> **PROMPT**: Examine the material below and count the lines that hold the word "many". Report only the number.
┄┄┄┄┄┄
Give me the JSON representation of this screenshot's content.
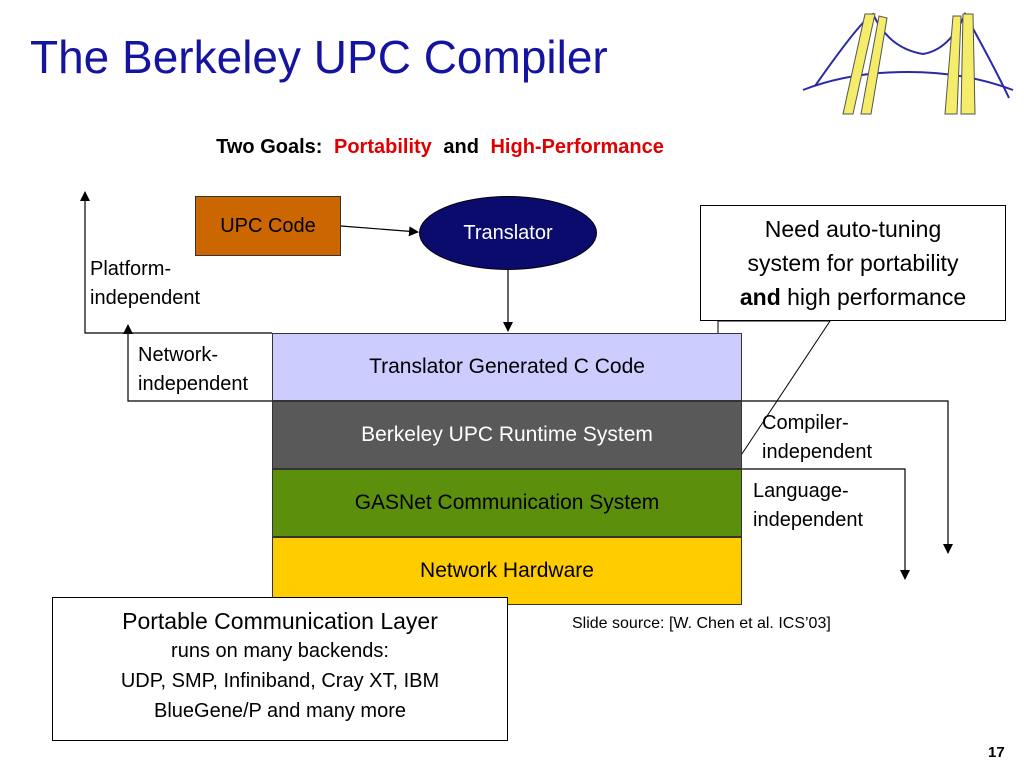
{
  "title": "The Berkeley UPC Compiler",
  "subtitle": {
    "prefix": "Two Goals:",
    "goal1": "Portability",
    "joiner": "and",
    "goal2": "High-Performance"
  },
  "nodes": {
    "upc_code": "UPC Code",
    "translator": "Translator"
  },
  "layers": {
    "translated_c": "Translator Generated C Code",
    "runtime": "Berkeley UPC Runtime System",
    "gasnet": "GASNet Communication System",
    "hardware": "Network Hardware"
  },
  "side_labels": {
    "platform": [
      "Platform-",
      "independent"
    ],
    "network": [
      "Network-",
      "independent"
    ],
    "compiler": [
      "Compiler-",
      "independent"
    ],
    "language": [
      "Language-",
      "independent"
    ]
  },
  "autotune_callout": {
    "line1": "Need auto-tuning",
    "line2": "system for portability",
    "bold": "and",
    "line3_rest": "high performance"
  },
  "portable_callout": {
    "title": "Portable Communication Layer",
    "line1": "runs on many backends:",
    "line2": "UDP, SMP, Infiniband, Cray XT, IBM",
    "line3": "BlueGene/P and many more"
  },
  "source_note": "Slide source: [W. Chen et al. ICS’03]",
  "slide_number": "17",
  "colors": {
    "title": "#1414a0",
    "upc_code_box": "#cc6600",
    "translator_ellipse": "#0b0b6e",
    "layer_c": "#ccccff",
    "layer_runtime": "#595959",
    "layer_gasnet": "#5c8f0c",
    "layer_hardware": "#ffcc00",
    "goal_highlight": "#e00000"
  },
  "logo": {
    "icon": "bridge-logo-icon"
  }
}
┄┄┄┄┄┄
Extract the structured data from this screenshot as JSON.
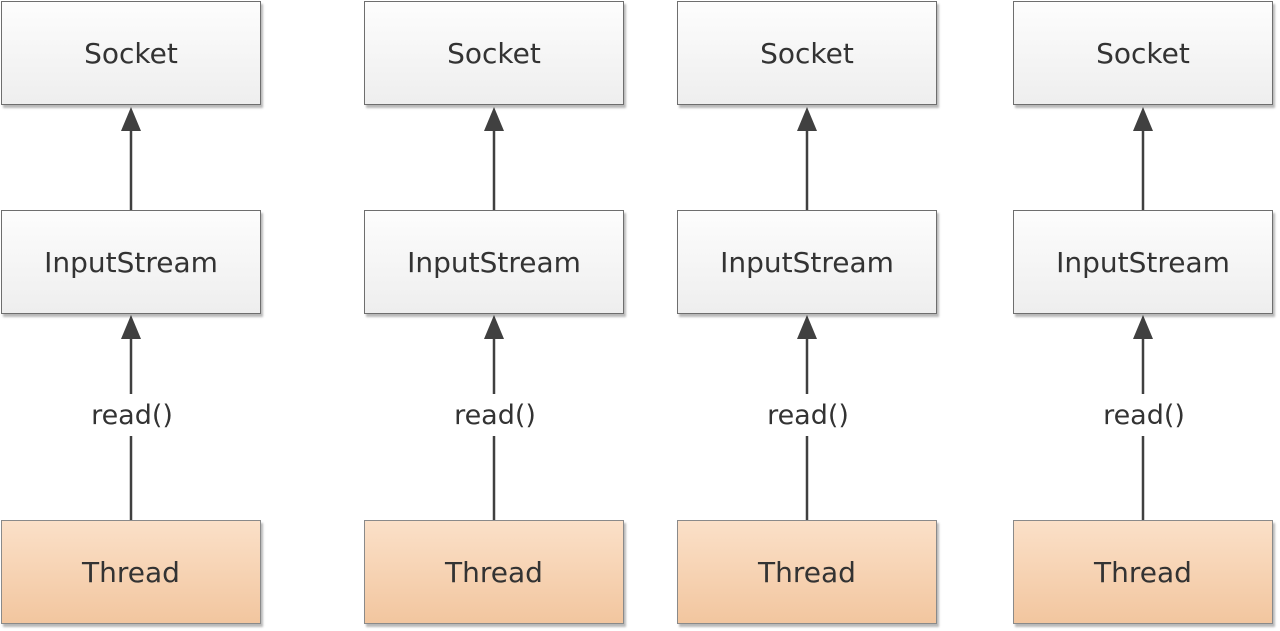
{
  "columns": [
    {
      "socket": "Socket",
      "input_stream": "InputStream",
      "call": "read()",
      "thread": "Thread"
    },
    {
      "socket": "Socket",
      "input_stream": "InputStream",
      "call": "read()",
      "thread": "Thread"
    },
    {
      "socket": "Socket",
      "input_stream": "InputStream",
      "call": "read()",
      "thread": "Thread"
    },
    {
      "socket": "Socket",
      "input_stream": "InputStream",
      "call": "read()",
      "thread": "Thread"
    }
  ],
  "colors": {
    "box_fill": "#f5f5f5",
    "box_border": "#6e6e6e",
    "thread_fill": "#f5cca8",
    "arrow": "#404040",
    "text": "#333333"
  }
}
┄┄┄┄┄┄
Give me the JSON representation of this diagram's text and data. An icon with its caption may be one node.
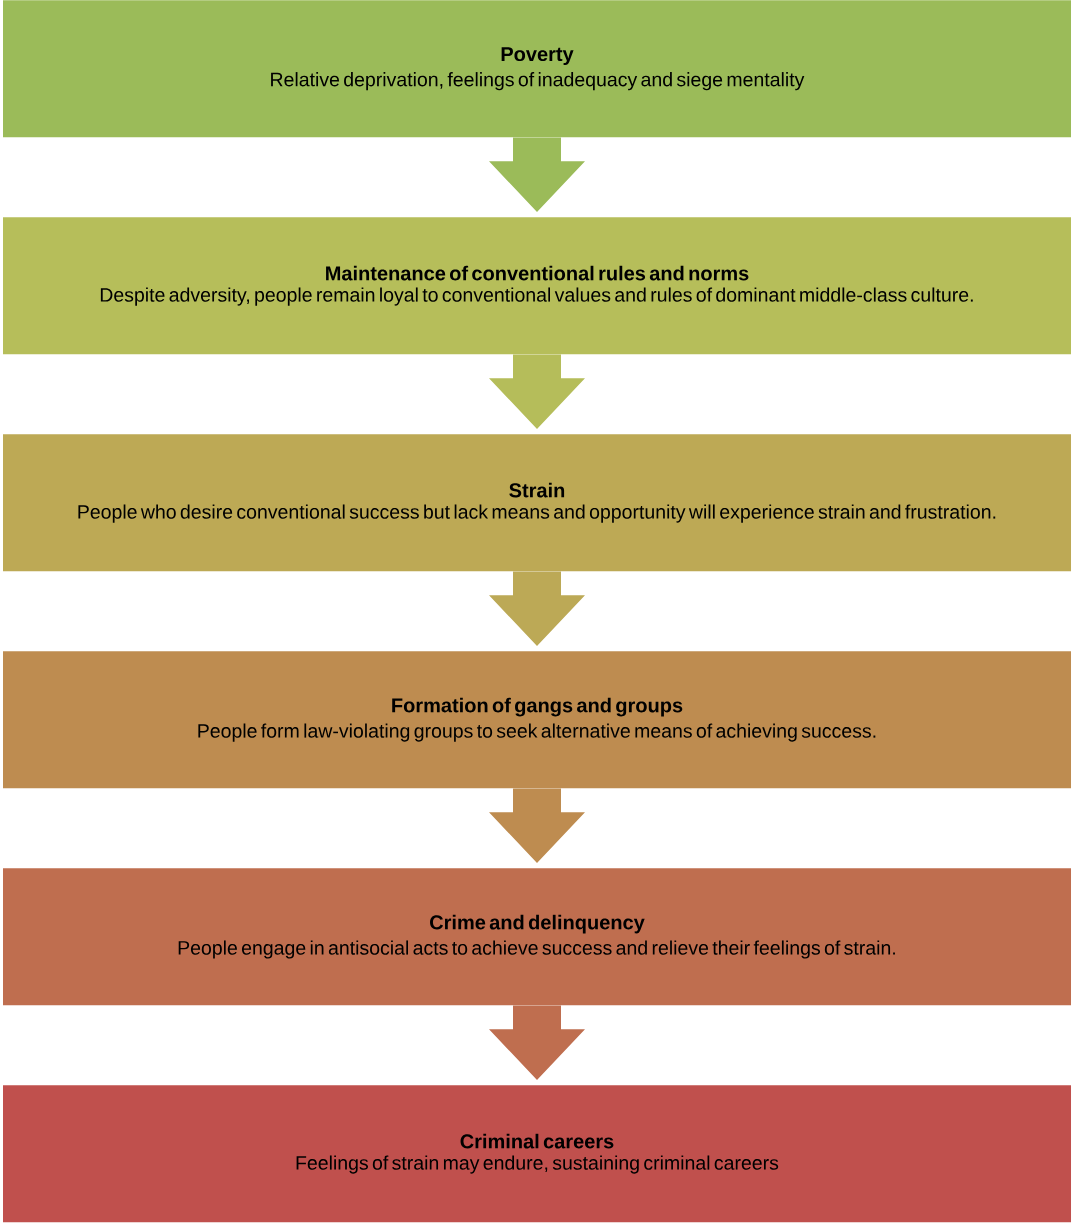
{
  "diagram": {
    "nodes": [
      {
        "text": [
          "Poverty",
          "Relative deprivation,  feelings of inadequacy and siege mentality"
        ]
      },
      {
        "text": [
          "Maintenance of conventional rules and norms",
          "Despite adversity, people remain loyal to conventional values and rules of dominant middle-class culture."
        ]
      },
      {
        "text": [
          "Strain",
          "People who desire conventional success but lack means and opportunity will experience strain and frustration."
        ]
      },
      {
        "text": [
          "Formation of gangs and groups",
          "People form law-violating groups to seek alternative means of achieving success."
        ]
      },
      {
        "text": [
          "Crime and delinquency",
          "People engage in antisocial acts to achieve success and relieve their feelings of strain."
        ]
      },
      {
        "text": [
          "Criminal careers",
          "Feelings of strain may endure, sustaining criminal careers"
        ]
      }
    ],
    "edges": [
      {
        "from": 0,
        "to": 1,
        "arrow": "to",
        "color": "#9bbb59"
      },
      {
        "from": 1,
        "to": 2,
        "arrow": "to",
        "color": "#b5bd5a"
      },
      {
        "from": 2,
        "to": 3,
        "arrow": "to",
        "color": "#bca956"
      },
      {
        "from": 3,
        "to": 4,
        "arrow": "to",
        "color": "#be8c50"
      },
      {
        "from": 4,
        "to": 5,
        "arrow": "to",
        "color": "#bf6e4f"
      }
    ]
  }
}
┄┄┄┄┄┄
> **TASK SOLUTION**: 2